---------- GIVEN RECORDS

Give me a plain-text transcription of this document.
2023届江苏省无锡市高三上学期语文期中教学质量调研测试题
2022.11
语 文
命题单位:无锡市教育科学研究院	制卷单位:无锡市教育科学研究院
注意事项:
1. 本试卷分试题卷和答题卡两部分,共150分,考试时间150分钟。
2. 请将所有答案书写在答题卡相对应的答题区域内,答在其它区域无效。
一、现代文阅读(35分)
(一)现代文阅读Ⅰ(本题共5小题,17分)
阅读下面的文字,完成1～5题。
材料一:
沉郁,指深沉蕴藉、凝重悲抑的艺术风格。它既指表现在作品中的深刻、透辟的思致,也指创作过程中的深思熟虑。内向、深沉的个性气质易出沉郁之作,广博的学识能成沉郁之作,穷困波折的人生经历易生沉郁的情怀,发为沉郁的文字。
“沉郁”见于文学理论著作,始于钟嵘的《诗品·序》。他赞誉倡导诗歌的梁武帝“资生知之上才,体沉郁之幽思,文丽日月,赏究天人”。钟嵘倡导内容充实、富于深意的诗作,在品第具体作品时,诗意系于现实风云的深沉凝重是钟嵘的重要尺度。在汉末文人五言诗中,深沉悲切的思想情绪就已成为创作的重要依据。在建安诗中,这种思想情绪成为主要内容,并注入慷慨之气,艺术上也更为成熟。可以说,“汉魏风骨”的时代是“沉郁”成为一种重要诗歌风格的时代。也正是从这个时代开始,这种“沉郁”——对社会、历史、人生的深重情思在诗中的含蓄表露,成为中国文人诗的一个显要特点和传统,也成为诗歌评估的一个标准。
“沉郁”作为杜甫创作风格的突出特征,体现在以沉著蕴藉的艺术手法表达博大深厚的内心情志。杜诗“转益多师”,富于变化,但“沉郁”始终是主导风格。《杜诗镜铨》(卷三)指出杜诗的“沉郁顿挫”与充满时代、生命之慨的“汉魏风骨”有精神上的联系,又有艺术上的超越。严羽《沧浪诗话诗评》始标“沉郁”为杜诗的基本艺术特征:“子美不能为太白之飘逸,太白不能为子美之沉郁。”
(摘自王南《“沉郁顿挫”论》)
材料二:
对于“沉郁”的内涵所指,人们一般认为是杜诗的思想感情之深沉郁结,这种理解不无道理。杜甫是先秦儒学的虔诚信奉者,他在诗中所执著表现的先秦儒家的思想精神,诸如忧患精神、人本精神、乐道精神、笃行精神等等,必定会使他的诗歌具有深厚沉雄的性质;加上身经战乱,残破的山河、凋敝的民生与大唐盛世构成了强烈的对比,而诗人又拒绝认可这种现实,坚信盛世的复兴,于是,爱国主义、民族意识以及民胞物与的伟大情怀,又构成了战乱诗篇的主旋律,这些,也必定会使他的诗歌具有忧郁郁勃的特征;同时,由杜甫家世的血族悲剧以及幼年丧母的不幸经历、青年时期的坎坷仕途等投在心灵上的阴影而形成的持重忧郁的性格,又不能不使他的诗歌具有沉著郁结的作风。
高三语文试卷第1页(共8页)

--------------------

• PROBLEM TO SOLVE
Would you copy out each line exactly as written?

• WRITTEN SOLUTION
Give me a plain-text transcription of this document.
2023届江苏省无锡市高三上学期语文期中教学质量调研测试题
2022.11
语 文
命题单位:无锡市教育科学研究院	制卷单位:无锡市教育科学研究院
注意事项:
1. 本试卷分试题卷和答题卡两部分,共150分,考试时间150分钟。
2. 请将所有答案书写在答题卡相对应的答题区域内,答在其它区域无效。
一、现代文阅读(35分)
(一)现代文阅读Ⅰ(本题共5小题,17分)
阅读下面的文字,完成1～5题。
材料一:
沉郁,指深沉蕴藉、凝重悲抑的艺术风格。它既指表现在作品中的深刻、透辟的思致,也指创作过程中的深思熟虑。内向、深沉的个性气质易出沉郁之作,广博的学识能成沉郁之作,穷困波折的人生经历易生沉郁的情怀,发为沉郁的文字。
“沉郁”见于文学理论著作,始于钟嵘的《诗品·序》。他赞誉倡导诗歌的梁武帝“资生知之上才,体沉郁之幽思,文丽日月,赏究天人”。钟嵘倡导内容充实、富于深意的诗作,在品第具体作品时,诗意系于现实风云的深沉凝重是钟嵘的重要尺度。在汉末文人五言诗中,深沉悲切的思想情绪就已成为创作的重要依据。在建安诗中,这种思想情绪成为主要内容,并注入慷慨之气,艺术上也更为成熟。可以说,“汉魏风骨”的时代是“沉郁”成为一种重要诗歌风格的时代。也正是从这个时代开始,这种“沉郁”——对社会、历史、人生的深重情思在诗中的含蓄表露,成为中国文人诗的一个显要特点和传统,也成为诗歌评估的一个标准。
“沉郁”作为杜甫创作风格的突出特征,体现在以沉著蕴藉的艺术手法表达博大深厚的内心情志。杜诗“转益多师”,富于变化,但“沉郁”始终是主导风格。《杜诗镜铨》(卷三)指出杜诗的“沉郁顿挫”与充满时代、生命之慨的“汉魏风骨”有精神上的联系,又有艺术上的超越。严羽《沧浪诗话诗评》始标“沉郁”为杜诗的基本艺术特征:“子美不能为太白之飘逸,太白不能为子美之沉郁。”
(摘自王南《“沉郁顿挫”论》)
材料二:
对于“沉郁”的内涵所指,人们一般认为是杜诗的思想感情之深沉郁结,这种理解不无道理。杜甫是先秦儒学的虔诚信奉者,他在诗中所执著表现的先秦儒家的思想精神,诸如忧患精神、人本精神、乐道精神、笃行精神等等,必定会使他的诗歌具有深厚沉雄的性质;加上身经战乱,残破的山河、凋敝的民生与大唐盛世构成了强烈的对比,而诗人又拒绝认可这种现实,坚信盛世的复兴,于是,爱国主义、民族意识以及民胞物与的伟大情怀,又构成了战乱诗篇的主旋律,这些,也必定会使他的诗歌具有忧郁郁勃的特征;同时,由杜甫家世的血族悲剧以及幼年丧母的不幸经历、青年时期的坎坷仕途等投在心灵上的阴影而形成的持重忧郁的性格,又不能不使他的诗歌具有沉著郁结的作风。
高三语文试卷第1页(共8页)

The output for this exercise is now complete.